Give only the number of lines where "gold" occurs.
-- START Listed records --
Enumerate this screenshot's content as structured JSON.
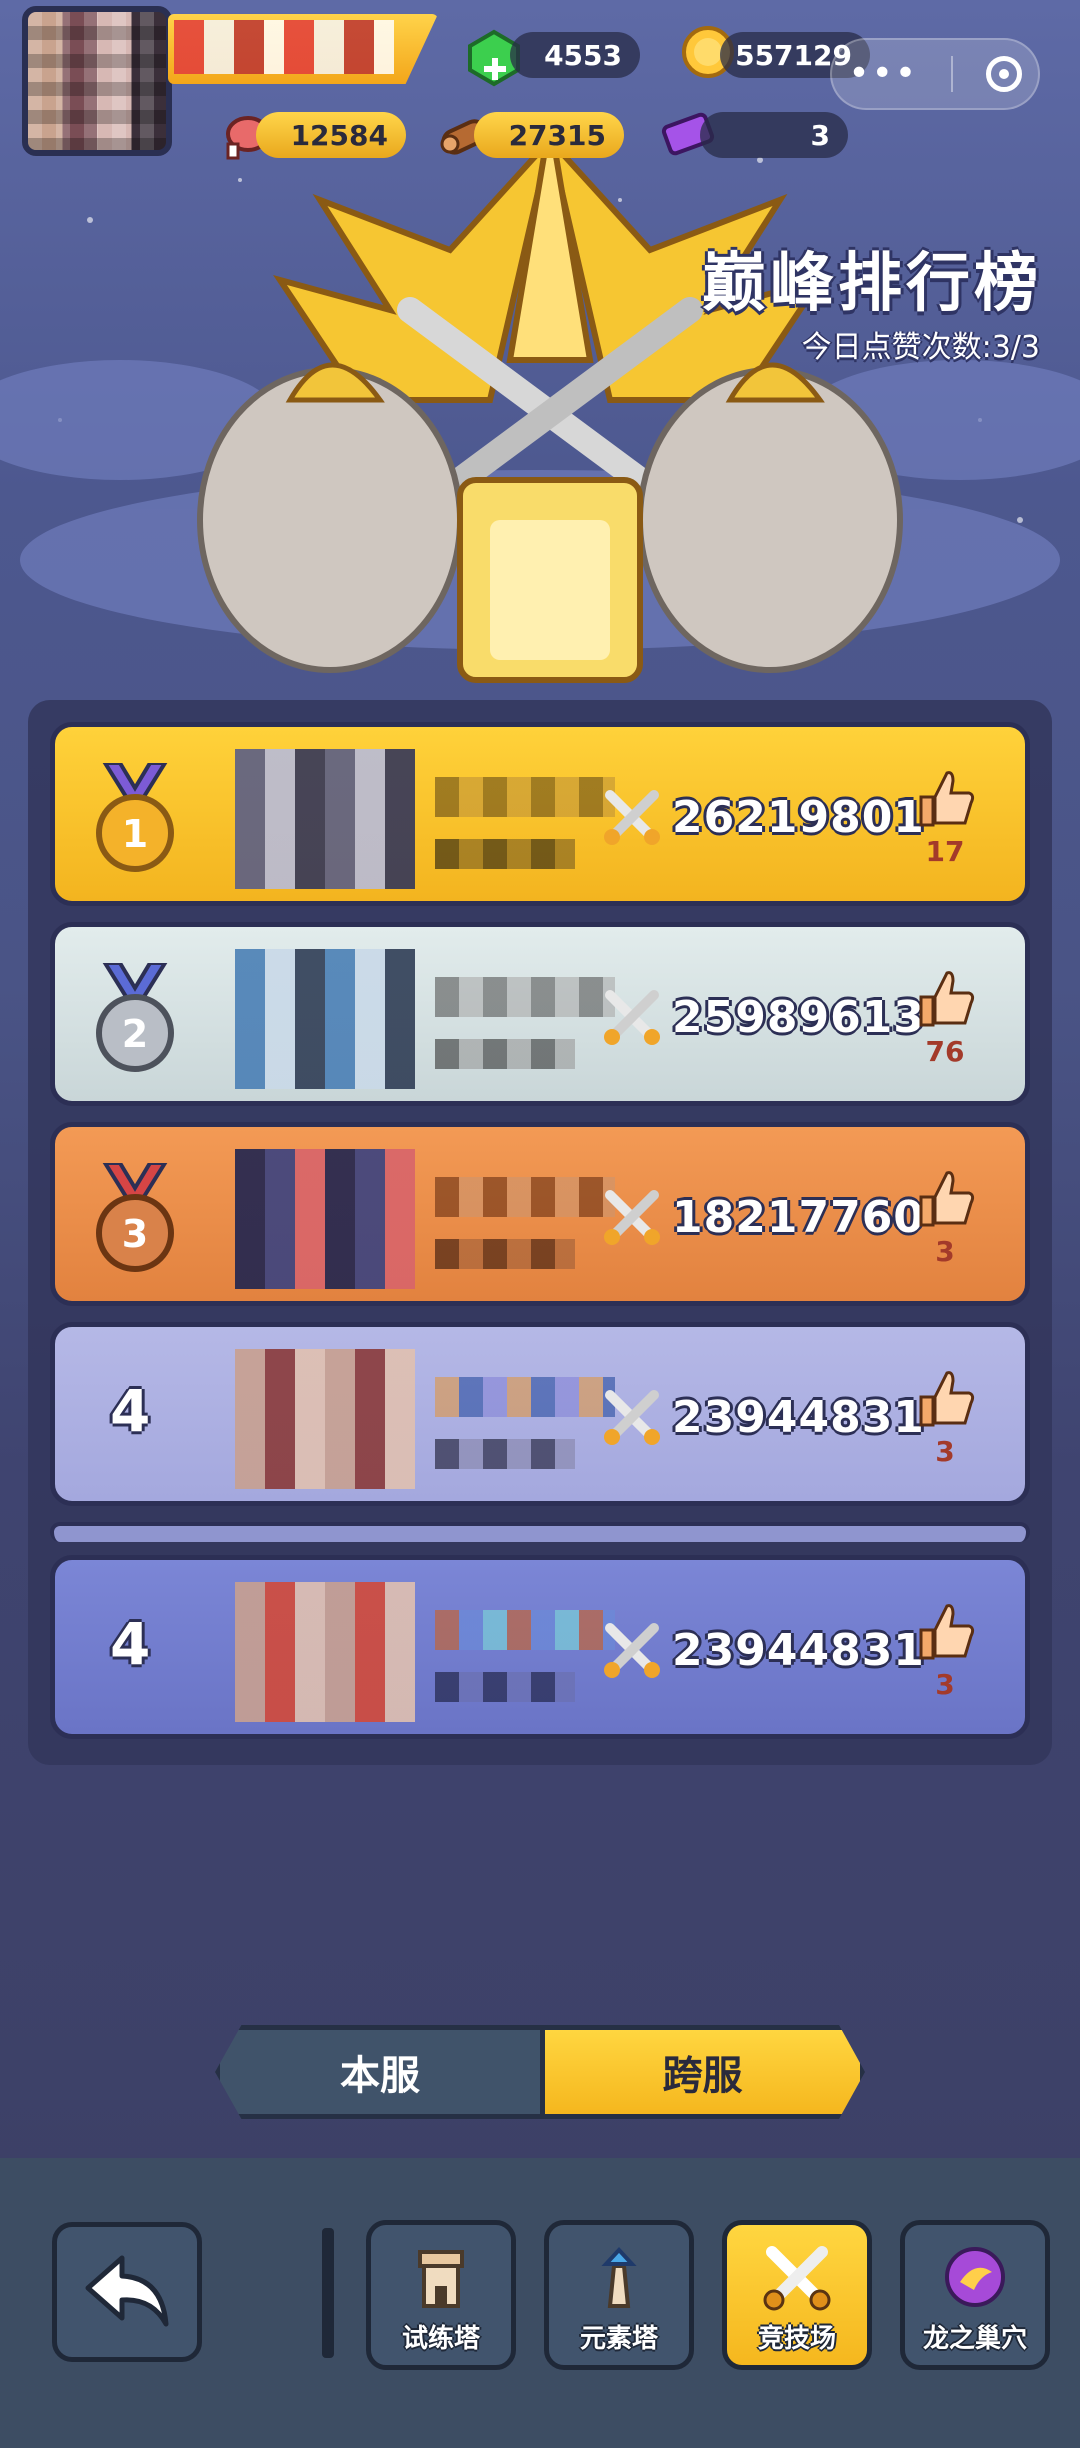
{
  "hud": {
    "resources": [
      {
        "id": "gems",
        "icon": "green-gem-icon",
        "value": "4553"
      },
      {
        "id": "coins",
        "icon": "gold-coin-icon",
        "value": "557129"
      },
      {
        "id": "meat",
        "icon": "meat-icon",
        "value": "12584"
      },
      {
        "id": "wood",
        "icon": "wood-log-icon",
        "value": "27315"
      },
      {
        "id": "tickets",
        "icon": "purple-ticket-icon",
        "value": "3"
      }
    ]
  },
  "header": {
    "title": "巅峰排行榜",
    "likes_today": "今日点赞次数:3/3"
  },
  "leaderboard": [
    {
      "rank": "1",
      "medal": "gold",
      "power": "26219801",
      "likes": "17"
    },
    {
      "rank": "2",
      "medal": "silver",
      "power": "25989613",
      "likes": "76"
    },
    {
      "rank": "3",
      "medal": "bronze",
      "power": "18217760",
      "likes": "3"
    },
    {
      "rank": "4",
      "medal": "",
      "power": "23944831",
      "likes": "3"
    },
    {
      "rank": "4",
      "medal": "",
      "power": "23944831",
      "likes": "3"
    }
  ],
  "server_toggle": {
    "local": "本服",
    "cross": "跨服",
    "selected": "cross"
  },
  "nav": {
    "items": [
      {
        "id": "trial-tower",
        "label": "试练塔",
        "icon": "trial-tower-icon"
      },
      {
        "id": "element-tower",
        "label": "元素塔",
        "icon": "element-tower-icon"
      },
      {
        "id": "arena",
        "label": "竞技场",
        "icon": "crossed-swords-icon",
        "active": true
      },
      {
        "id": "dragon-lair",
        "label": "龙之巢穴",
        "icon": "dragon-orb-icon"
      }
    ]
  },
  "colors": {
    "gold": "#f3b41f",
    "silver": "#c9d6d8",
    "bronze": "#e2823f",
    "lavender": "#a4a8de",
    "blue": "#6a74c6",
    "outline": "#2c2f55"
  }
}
-- END Listed records --
-- START Listed records --
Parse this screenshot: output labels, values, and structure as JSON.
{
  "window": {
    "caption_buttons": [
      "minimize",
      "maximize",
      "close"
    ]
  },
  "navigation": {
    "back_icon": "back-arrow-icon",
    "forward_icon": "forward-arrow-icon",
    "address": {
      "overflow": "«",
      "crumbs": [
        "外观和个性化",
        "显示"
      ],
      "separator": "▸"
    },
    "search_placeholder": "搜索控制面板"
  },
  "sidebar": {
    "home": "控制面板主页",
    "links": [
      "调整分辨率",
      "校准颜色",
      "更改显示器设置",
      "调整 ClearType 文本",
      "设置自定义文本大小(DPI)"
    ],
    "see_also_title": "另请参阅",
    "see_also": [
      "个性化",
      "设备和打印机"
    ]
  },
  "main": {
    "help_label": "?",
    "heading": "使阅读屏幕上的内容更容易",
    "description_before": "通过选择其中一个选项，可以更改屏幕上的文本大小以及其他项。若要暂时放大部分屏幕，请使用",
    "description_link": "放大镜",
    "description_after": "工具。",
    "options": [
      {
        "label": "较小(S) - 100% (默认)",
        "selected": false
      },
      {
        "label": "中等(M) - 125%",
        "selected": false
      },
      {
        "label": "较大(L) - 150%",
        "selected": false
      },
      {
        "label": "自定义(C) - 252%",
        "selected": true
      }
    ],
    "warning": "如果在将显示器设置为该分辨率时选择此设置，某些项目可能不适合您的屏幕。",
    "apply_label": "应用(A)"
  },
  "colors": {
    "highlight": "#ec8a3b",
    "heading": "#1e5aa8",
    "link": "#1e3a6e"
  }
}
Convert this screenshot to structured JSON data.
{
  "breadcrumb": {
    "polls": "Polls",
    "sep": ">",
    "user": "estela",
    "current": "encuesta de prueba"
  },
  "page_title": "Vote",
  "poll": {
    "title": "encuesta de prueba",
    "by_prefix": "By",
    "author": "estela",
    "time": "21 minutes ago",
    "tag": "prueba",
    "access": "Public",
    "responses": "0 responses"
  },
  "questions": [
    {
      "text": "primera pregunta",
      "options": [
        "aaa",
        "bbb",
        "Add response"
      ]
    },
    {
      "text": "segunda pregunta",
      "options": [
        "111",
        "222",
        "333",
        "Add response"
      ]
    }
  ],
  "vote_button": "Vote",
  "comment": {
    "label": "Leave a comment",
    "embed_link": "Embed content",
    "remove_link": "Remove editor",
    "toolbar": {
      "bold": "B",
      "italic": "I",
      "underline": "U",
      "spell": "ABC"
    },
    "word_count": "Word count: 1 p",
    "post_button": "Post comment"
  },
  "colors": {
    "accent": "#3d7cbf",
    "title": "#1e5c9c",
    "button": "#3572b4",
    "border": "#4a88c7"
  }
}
-- END Listed records --
-- START Listed records --
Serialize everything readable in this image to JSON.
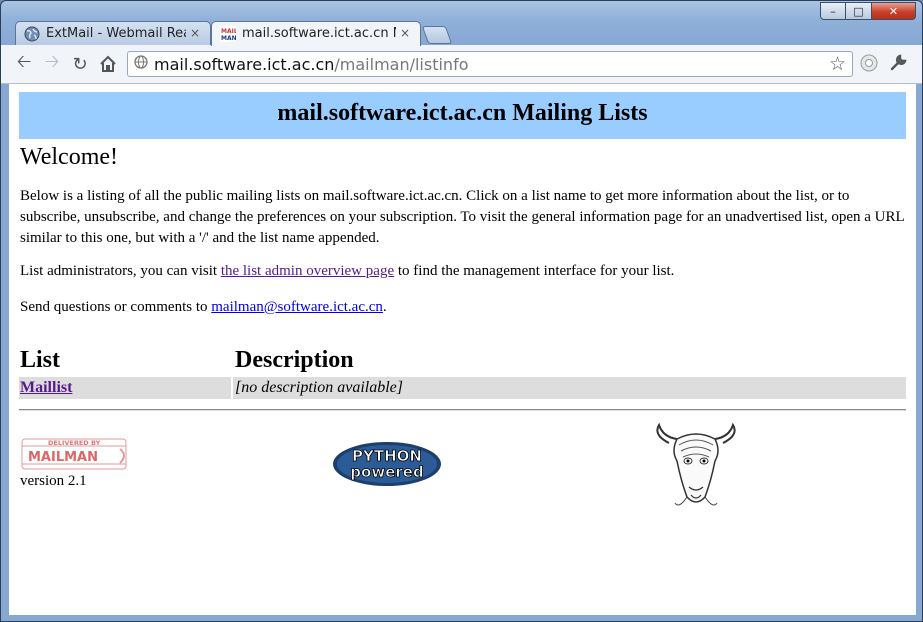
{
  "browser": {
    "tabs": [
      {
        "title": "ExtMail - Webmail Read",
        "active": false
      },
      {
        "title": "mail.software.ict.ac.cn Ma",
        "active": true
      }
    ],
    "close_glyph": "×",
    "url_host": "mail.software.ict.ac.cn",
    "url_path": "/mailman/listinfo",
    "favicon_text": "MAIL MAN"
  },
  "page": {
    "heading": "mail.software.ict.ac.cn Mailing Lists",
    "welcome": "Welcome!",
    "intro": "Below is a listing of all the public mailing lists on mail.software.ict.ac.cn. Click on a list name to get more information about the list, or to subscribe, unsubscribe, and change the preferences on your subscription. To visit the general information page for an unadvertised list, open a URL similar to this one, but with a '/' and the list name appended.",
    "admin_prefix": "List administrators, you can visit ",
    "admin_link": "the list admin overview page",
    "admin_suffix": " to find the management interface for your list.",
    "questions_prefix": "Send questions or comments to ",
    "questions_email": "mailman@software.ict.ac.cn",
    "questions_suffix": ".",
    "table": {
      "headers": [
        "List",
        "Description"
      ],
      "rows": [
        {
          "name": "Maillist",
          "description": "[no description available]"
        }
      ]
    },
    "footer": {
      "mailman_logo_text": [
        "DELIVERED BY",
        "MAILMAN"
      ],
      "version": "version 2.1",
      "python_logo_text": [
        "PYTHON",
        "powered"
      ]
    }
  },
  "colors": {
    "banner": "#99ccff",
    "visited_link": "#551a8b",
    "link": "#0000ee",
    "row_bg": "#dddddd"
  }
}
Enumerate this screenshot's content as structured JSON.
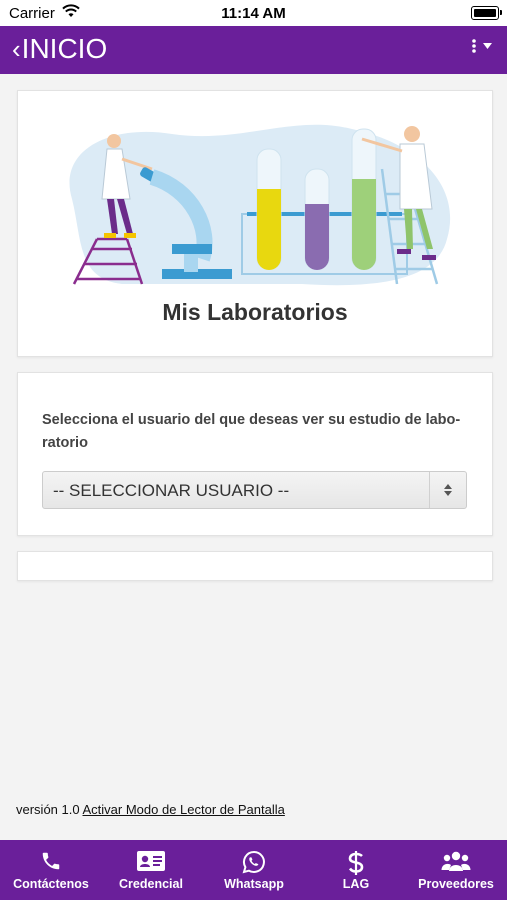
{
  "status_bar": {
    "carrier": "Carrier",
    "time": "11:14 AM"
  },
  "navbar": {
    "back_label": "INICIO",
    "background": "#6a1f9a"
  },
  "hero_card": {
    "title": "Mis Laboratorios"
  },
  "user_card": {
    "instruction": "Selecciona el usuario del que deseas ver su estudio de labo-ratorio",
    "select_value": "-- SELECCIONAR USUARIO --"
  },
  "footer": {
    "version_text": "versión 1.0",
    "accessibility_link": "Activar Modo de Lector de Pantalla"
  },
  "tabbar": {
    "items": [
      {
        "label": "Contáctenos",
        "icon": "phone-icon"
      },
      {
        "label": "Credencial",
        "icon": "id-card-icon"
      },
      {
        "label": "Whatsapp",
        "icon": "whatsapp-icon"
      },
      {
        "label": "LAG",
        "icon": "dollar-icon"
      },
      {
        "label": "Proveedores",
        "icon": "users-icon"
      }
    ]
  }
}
-- END Listed records --
● Answer to this problem
3